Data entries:
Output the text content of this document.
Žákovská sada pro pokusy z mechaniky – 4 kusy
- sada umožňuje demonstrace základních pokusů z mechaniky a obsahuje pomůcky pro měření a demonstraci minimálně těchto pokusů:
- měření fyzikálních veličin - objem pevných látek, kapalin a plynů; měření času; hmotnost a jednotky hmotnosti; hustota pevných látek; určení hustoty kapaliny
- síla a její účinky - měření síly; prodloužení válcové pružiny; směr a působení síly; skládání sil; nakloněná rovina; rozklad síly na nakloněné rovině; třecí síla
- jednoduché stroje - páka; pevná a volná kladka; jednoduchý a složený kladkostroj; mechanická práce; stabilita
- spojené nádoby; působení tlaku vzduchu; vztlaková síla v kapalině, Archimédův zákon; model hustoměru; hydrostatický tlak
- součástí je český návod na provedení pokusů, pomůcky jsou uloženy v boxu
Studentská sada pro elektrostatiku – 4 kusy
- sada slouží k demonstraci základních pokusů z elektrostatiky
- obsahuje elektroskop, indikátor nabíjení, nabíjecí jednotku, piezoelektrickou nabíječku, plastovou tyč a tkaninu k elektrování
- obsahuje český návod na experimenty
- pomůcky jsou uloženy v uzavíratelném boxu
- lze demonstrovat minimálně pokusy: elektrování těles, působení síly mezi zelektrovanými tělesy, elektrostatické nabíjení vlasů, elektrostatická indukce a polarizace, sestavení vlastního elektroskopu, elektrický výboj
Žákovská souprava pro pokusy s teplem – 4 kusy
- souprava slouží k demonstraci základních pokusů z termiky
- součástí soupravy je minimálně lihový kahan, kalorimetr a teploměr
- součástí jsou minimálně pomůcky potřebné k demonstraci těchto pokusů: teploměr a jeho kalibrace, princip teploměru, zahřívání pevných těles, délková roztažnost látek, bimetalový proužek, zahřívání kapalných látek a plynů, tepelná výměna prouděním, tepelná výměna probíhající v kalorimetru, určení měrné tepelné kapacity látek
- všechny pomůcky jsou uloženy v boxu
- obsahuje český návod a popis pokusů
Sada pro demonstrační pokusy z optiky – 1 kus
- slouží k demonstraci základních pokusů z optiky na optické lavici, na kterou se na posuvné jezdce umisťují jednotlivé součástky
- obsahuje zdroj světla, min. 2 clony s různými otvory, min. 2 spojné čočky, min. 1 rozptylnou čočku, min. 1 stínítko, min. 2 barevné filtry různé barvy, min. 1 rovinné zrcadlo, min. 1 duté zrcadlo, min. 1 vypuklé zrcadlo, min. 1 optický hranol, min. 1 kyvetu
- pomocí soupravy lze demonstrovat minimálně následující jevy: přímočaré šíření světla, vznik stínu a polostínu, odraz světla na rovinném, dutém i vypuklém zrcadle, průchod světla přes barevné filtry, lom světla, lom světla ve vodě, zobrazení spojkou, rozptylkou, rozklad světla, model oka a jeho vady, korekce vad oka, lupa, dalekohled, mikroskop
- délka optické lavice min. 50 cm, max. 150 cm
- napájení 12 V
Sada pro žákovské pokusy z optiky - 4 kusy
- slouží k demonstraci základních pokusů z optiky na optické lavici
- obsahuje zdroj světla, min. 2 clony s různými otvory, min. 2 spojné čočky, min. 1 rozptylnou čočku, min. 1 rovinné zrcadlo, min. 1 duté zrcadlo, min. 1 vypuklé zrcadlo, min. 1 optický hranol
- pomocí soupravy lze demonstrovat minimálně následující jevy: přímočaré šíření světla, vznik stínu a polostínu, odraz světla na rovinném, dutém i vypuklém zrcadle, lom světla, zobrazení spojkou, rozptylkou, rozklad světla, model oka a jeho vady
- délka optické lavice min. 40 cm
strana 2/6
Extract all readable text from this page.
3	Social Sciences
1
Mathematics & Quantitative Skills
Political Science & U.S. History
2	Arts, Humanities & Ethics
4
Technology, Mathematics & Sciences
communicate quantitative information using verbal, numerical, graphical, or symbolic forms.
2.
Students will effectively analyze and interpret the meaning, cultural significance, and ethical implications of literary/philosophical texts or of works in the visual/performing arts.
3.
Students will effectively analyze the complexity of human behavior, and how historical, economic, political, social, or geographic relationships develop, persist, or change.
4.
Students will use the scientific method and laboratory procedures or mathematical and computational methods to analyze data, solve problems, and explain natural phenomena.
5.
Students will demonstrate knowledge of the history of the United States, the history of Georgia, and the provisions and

PROBLEM STATEMENT: Return every line exactly.

CORRECT OUTPUT:
Output the text content of this document.
Žákovská sada pro pokusy z mechaniky – 4 kusy
- sada umožňuje demonstrace základních pokusů z mechaniky a obsahuje pomůcky pro měření a demonstraci minimálně těchto pokusů:
- měření fyzikálních veličin - objem pevných látek, kapalin a plynů; měření času; hmotnost a jednotky hmotnosti; hustota pevných látek; určení hustoty kapaliny
- síla a její účinky - měření síly; prodloužení válcové pružiny; směr a působení síly; skládání sil; nakloněná rovina; rozklad síly na nakloněné rovině; třecí síla
- jednoduché stroje - páka; pevná a volná kladka; jednoduchý a složený kladkostroj; mechanická práce; stabilita
- spojené nádoby; působení tlaku vzduchu; vztlaková síla v kapalině, Archimédův zákon; model hustoměru; hydrostatický tlak
- součástí je český návod na provedení pokusů, pomůcky jsou uloženy v boxu
Studentská sada pro elektrostatiku – 4 kusy
- sada slouží k demonstraci základních pokusů z elektrostatiky
- obsahuje elektroskop, indikátor nabíjení, nabíjecí jednotku, piezoelektrickou nabíječku, plastovou tyč a tkaninu k elektrování
- obsahuje český návod na experimenty
- pomůcky jsou uloženy v uzavíratelném boxu
- lze demonstrovat minimálně pokusy: elektrování těles, působení síly mezi zelektrovanými tělesy, elektrostatické nabíjení vlasů, elektrostatická indukce a polarizace, sestavení vlastního elektroskopu, elektrický výboj
Žákovská souprava pro pokusy s teplem – 4 kusy
- souprava slouží k demonstraci základních pokusů z termiky
- součástí soupravy je minimálně lihový kahan, kalorimetr a teploměr
- součástí jsou minimálně pomůcky potřebné k demonstraci těchto pokusů: teploměr a jeho kalibrace, princip teploměru, zahřívání pevných těles, délková roztažnost látek, bimetalový proužek, zahřívání kapalných látek a plynů, tepelná výměna prouděním, tepelná výměna probíhající v kalorimetru, určení měrné tepelné kapacity látek
- všechny pomůcky jsou uloženy v boxu
- obsahuje český návod a popis pokusů
Sada pro demonstrační pokusy z optiky – 1 kus
- slouží k demonstraci základních pokusů z optiky na optické lavici, na kterou se na posuvné jezdce umisťují jednotlivé součástky
- obsahuje zdroj světla, min. 2 clony s různými otvory, min. 2 spojné čočky, min. 1 rozptylnou čočku, min. 1 stínítko, min. 2 barevné filtry různé barvy, min. 1 rovinné zrcadlo, min. 1 duté zrcadlo, min. 1 vypuklé zrcadlo, min. 1 optický hranol, min. 1 kyvetu
- pomocí soupravy lze demonstrovat minimálně následující jevy: přímočaré šíření světla, vznik stínu a polostínu, odraz světla na rovinném, dutém i vypuklém zrcadle, průchod světla přes barevné filtry, lom světla, lom světla ve vodě, zobrazení spojkou, rozptylkou, rozklad světla, model oka a jeho vady, korekce vad oka, lupa, dalekohled, mikroskop
- délka optické lavice min. 50 cm, max. 150 cm
- napájení 12 V
Sada pro žákovské pokusy z optiky - 4 kusy
- slouží k demonstraci základních pokusů z optiky na optické lavici
- obsahuje zdroj světla, min. 2 clony s různými otvory, min. 2 spojné čočky, min. 1 rozptylnou čočku, min. 1 rovinné zrcadlo, min. 1 duté zrcadlo, min. 1 vypuklé zrcadlo, min. 1 optický hranol
- pomocí soupravy lze demonstrovat minimálně následující jevy: přímočaré šíření světla, vznik stínu a polostínu, odraz světla na rovinném, dutém i vypuklém zrcadle, lom světla, zobrazení spojkou, rozptylkou, rozklad světla, model oka a jeho vady
- délka optické lavice min. 40 cm
strana 2/6
Extract all readable text from this page.
3	Social Sciences
1
Mathematics & Quantitative Skills
Political Science & U.S. History
2	Arts, Humanities & Ethics
4
Technology, Mathematics & Sciences
communicate quantitative information using verbal, numerical, graphical, or symbolic forms.
2.
Students will effectively analyze and interpret the meaning, cultural significance, and ethical implications of literary/philosophical texts or of works in the visual/performing arts.
3.
Students will effectively analyze the complexity of human behavior, and how historical, economic, political, social, or geographic relationships develop, persist, or change.
4.
Students will use the scientific method and laboratory procedures or mathematical and computational methods to analyze data, solve problems, and explain natural phenomena.
5.
Students will demonstrate knowledge of the history of the United States, the history of Georgia, and the provisions and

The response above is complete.